*What needs to be done*
Identify each line below that contains the word "Profiles", and copy it out.

*The records*

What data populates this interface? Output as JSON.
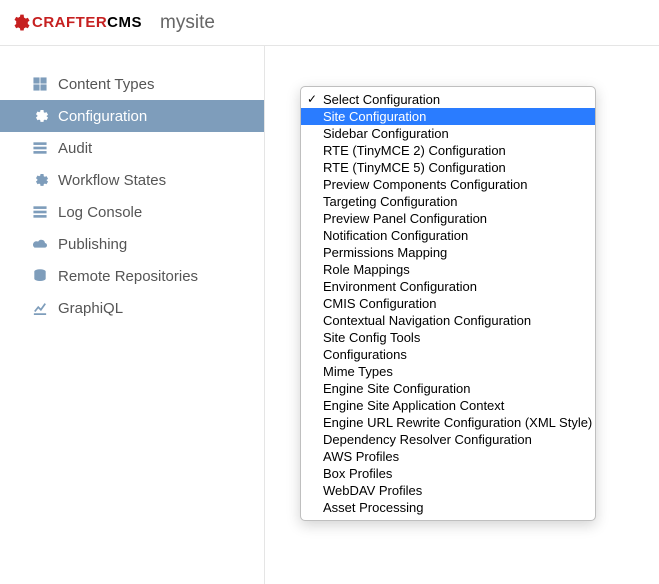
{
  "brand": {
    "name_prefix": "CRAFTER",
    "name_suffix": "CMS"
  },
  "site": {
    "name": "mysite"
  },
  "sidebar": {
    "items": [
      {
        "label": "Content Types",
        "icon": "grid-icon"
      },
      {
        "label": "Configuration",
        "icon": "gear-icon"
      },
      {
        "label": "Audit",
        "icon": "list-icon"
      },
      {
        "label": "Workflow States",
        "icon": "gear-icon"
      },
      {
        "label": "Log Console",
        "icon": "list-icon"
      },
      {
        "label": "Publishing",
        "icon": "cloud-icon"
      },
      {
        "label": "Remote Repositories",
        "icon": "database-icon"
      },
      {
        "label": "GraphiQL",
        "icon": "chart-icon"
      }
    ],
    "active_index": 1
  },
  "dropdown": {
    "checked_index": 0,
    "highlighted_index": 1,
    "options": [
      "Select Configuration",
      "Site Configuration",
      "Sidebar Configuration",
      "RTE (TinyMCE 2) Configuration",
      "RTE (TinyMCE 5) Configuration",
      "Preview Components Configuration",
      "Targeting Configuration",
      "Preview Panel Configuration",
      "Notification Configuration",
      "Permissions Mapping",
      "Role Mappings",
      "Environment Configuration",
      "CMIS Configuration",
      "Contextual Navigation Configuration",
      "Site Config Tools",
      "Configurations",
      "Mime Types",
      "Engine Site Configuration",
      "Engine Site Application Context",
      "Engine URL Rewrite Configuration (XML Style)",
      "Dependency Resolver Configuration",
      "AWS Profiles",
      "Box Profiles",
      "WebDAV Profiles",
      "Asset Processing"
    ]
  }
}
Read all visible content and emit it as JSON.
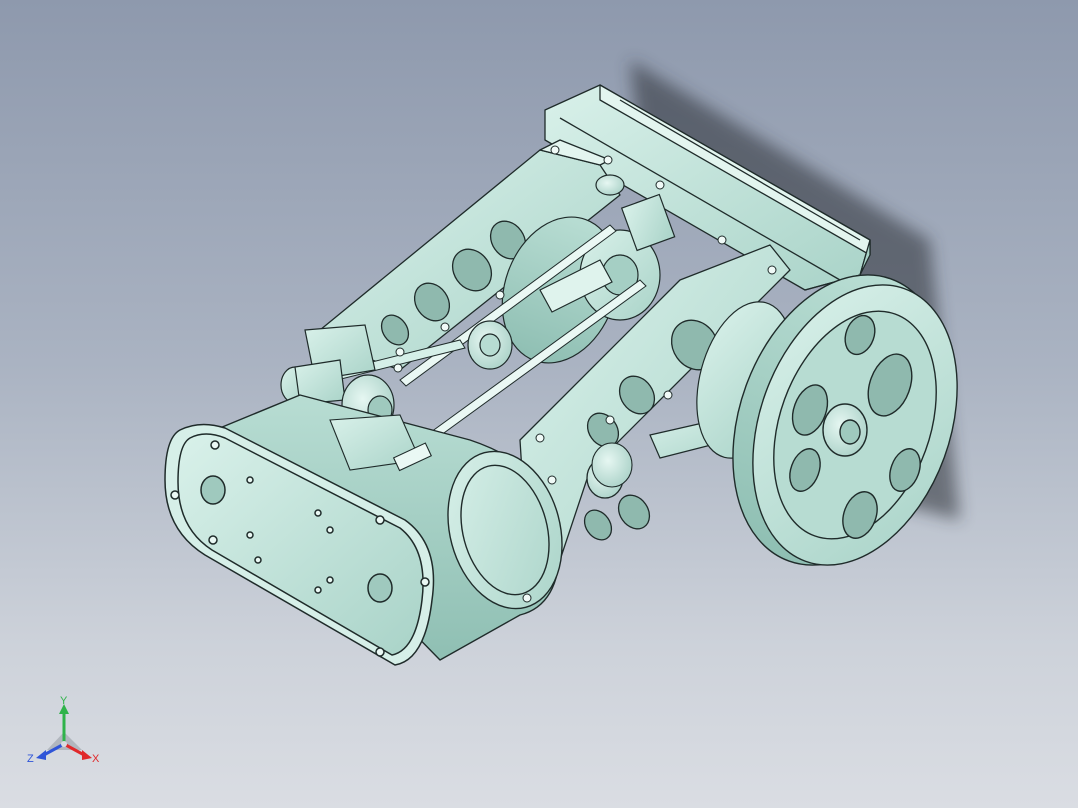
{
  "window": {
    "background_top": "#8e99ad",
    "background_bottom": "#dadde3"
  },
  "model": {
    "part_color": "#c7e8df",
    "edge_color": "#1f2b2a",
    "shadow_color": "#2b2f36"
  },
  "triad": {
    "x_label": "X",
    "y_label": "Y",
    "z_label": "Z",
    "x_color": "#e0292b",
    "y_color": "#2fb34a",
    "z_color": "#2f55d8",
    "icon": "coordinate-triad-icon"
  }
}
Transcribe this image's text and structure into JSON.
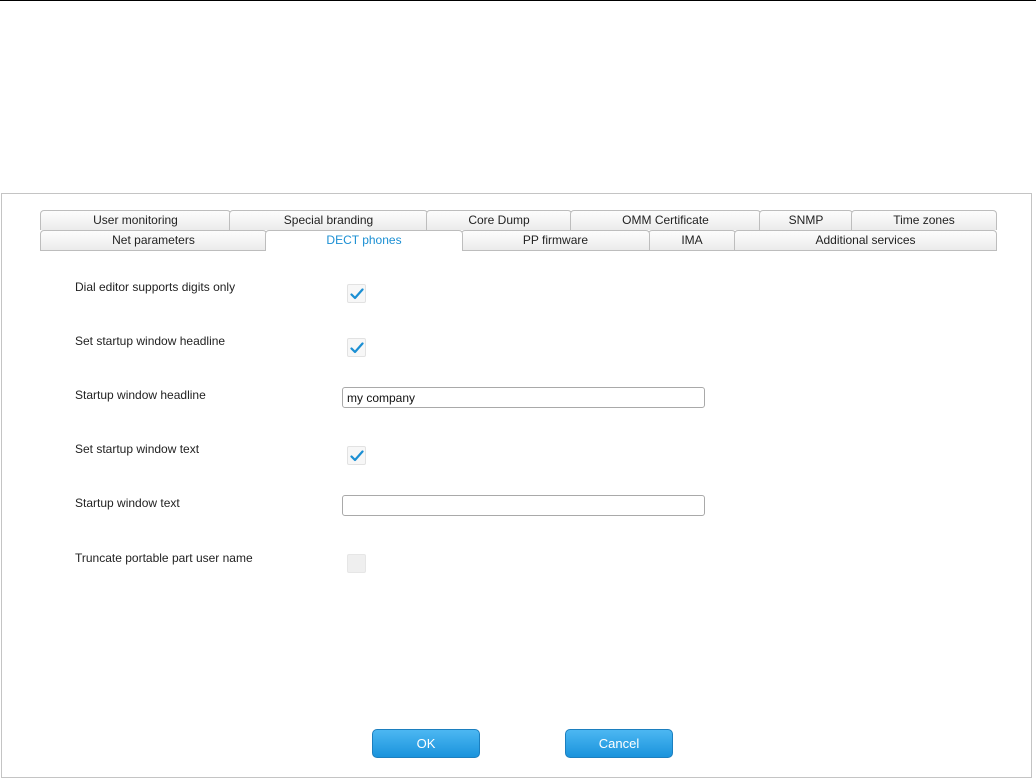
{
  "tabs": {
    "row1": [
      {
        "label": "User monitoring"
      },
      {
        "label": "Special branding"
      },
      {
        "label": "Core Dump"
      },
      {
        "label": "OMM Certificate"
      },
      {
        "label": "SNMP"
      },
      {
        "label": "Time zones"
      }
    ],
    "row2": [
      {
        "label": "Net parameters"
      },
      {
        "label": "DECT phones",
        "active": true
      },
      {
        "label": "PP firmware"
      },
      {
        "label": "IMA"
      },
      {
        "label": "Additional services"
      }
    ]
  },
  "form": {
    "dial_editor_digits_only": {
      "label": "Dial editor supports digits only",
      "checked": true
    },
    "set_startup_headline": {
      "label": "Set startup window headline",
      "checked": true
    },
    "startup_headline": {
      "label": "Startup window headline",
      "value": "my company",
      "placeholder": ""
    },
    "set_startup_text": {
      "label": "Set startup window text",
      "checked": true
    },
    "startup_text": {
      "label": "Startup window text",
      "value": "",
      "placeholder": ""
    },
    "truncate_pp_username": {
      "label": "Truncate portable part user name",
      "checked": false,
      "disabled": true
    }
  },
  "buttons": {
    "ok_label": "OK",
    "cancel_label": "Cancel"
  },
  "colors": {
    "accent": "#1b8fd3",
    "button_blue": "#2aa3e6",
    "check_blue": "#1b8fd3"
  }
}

...

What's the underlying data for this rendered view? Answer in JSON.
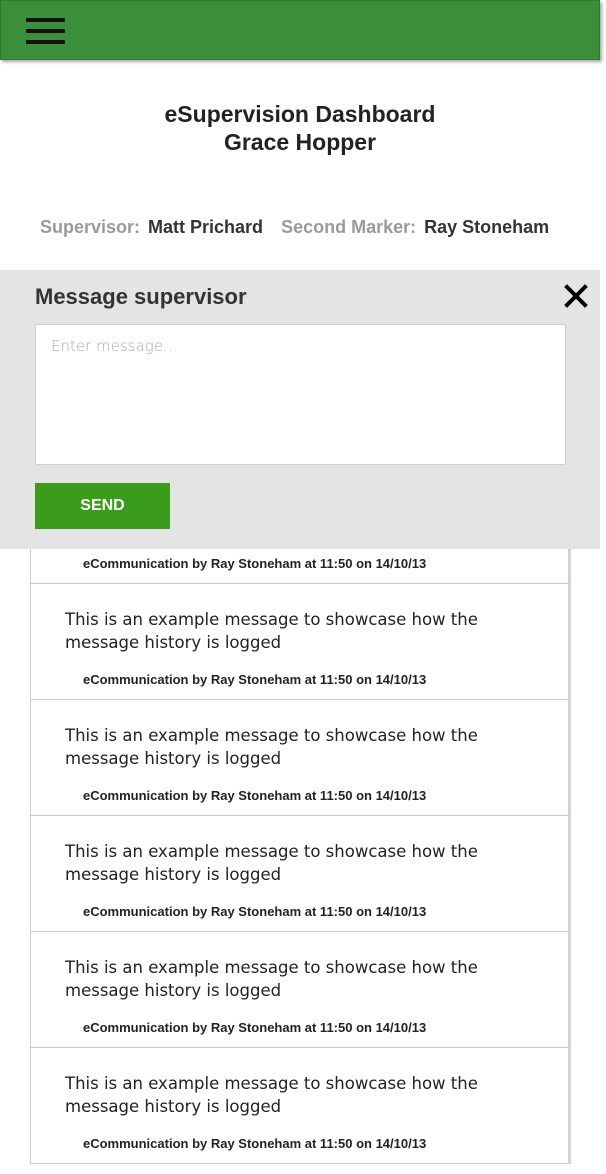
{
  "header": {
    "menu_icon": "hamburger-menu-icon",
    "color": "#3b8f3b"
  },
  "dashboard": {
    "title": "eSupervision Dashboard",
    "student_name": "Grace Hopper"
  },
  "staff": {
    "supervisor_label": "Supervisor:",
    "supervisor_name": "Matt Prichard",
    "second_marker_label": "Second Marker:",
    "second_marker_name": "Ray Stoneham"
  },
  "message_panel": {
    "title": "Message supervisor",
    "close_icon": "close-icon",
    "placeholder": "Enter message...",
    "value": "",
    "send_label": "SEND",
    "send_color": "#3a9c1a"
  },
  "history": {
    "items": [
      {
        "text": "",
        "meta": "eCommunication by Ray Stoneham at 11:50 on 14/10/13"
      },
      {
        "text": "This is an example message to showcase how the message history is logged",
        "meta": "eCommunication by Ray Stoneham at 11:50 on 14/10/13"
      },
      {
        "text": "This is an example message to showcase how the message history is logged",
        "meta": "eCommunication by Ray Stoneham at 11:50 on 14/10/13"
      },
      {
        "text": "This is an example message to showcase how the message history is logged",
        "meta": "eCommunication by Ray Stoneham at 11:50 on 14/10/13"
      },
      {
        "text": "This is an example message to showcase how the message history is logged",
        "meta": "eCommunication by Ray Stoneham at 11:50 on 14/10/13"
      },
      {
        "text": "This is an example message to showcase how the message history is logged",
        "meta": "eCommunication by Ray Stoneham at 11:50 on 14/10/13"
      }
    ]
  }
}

*In response*
      "AWS Profiles",
      "Box Profiles",
      "WebDAV Profiles",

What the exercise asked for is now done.